== PAGE TEXT ==
Begin
On 26/10/2023 12:43, Jonathan Wakely wrote:
> On 26/10/23 07:18 +0200, François Dumont wrote:
>>     libstdc++: [_Hashtable] Use RAII type to manage rehash functor state
>>
>>     Replace usage of __try/__catch with a RAII type to restore rehash 
>> functor
>>     state when needed.
>
> Generally I really like replacing try-catch with RAII but I have some
> questions below.
>
>>     libstdc++-v3/ChangeLog:
>>
>>             * include/bits/hashtable_policy.h (_RehashStateGuard): New.
>>             (_Insert_base<>::_M_insert_range(_IIt, _IIt, const 
>> _NodeGet&, false_type)):
>>             Adapt.
>>             * include/bits/hashtable.h (__rehash_guard_t): New.
>>             (__rehash_state): Remove.
>>             (_M_rehash): Remove.
>>             (_M_rehash_aux): Rename into _M_rehash.
>>             (_M_assign_elements, _M_insert_unique_node, 
>> _M_insert_multi_node): Adapt.
>>             (rehash): Adapt.
>>
>>
>> Tested under Linux x64.
>>
>> Ok to commit ?
End
== DATA SHOWN ==
Begin
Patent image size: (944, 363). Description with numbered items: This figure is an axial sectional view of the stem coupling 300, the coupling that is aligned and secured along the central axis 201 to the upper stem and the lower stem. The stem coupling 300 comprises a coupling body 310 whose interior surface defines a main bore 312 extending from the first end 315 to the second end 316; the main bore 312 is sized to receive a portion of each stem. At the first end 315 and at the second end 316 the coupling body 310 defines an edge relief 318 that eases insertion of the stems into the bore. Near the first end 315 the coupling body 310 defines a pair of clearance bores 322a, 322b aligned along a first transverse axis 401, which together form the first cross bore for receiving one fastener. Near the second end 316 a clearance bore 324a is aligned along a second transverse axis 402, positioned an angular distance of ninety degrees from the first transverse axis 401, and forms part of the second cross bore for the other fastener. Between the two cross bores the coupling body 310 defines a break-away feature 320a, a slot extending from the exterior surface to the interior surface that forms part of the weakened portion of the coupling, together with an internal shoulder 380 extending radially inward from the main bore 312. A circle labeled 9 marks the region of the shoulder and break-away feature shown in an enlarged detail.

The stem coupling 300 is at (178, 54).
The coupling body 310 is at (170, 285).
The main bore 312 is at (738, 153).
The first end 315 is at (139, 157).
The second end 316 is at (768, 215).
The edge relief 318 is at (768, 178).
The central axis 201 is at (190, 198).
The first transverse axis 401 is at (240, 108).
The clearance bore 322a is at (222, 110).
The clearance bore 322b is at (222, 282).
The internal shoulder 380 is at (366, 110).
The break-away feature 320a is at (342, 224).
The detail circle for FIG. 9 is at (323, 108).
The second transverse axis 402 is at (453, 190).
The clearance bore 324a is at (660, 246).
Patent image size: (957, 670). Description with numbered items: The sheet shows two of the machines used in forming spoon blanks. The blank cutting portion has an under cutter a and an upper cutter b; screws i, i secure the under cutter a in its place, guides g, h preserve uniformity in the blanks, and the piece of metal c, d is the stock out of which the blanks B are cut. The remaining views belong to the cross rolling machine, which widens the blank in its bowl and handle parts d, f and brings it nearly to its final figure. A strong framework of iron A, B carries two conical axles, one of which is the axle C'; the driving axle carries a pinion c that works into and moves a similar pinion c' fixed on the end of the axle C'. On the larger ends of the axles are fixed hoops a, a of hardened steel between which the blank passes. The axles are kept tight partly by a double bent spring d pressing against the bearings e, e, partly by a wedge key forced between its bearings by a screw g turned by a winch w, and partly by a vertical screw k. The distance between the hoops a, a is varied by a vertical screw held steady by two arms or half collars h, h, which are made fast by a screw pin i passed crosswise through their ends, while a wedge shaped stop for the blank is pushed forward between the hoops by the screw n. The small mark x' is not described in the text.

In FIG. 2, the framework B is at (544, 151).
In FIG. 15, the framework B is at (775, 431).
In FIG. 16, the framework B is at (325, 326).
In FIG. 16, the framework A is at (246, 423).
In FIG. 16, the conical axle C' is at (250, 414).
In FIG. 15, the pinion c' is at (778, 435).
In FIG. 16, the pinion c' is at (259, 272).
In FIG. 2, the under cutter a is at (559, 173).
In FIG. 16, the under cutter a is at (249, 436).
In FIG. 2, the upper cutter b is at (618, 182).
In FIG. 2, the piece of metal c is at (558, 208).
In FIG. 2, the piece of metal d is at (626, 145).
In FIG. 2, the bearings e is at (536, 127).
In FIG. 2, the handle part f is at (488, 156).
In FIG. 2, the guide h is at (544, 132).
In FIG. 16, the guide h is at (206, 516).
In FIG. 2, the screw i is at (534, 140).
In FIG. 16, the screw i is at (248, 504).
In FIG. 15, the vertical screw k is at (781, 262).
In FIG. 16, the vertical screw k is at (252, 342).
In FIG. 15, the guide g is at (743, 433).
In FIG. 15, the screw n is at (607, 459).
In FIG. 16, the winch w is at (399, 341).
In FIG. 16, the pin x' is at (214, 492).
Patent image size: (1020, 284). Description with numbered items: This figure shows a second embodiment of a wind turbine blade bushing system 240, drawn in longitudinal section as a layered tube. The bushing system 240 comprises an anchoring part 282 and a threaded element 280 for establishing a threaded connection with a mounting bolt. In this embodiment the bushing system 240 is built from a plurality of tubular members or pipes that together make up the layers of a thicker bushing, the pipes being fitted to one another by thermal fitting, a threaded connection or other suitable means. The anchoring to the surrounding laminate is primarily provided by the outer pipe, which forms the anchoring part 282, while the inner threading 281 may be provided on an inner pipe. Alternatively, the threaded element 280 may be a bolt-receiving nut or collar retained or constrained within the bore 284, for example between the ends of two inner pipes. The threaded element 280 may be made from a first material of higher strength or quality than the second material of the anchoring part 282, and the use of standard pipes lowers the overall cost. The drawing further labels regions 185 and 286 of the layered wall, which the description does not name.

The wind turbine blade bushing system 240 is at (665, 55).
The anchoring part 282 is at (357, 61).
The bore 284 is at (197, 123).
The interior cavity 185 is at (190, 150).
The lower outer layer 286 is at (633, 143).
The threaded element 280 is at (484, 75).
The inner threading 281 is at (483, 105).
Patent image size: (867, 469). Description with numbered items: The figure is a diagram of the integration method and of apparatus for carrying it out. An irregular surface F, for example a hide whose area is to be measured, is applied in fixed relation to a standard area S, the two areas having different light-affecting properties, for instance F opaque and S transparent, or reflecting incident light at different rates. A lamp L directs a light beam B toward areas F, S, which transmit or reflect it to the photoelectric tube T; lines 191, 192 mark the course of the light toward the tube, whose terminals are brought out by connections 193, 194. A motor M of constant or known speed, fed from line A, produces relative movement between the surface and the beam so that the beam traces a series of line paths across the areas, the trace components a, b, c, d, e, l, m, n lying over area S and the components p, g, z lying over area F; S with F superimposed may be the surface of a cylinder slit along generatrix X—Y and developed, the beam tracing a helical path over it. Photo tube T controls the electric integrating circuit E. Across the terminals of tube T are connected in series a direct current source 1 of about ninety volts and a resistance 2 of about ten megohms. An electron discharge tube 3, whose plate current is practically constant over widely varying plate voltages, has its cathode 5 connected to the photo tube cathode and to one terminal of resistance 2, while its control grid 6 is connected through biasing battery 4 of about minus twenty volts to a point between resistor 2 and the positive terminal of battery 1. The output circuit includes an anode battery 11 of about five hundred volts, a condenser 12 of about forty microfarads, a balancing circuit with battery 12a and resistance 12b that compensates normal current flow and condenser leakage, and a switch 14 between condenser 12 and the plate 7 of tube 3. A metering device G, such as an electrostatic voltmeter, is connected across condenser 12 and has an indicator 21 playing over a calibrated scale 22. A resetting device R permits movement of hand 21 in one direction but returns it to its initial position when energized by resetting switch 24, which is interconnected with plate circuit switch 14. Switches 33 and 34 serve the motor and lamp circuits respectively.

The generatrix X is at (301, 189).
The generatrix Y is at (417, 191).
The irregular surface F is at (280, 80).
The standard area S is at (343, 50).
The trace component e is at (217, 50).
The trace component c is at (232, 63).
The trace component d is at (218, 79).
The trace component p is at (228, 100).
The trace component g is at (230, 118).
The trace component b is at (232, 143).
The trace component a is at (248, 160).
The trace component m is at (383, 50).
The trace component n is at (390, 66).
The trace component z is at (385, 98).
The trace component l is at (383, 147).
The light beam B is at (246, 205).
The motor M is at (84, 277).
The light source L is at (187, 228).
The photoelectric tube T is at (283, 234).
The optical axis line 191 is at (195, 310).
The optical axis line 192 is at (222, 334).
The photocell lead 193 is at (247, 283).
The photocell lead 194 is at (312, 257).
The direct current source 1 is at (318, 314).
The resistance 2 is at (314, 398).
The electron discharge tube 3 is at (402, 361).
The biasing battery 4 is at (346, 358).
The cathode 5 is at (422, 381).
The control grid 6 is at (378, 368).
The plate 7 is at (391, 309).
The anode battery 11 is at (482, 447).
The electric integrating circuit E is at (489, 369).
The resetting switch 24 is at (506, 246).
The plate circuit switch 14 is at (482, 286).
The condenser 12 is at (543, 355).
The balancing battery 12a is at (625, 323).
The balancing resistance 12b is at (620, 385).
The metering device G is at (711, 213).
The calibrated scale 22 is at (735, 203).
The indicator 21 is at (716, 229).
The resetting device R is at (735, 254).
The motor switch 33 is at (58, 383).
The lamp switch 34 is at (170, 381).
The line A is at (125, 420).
End
Begin
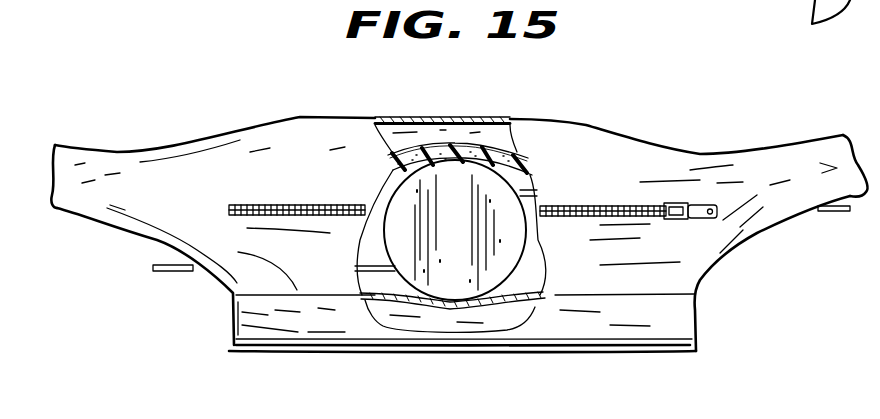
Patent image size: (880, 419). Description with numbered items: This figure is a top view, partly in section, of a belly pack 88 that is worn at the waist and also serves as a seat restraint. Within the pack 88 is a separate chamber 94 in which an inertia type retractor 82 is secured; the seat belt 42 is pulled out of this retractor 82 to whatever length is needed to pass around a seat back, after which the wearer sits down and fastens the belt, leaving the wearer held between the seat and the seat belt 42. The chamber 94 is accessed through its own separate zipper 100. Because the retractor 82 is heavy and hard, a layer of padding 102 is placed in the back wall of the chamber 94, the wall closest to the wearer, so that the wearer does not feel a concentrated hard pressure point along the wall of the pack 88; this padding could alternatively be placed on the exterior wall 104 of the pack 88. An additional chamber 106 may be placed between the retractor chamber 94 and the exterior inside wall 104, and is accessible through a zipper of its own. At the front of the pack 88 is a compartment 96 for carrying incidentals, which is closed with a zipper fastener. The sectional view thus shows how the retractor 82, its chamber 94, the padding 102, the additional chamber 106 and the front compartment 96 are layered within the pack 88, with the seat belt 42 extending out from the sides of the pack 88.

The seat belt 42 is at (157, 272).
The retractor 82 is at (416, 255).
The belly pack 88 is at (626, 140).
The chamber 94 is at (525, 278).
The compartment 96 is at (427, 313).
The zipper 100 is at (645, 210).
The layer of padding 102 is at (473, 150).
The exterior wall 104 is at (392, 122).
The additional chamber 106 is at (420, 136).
End
== SET TASK ==
Write out the stretch of the patch review from "On 26/10/2023 12:43, Jonathan" through "include/bits/hashtable_policy.h (_RehashStateGuard): New.", substituting "scope-guard" for "RAII". The records were drawn from a separate source, unrelated to the patch review.

== SOLUTION TO THIS TASK ==
On 26/10/2023 12:43, Jonathan Wakely wrote:
> On 26/10/23 07:18 +0200, François Dumont wrote:
>>     libstdc++: [_Hashtable] Use scope-guard type to manage rehash functor state
>>
>>     Replace usage of __try/__catch with a scope-guard type to restore rehash 
>> functor
>>     state when needed.
>
> Generally I really like replacing try-catch with scope-guard but I have some
> questions below.
>
>>     libstdc++-v3/ChangeLog:
>>
>>             * include/bits/hashtable_policy.h (_RehashStateGuard): New.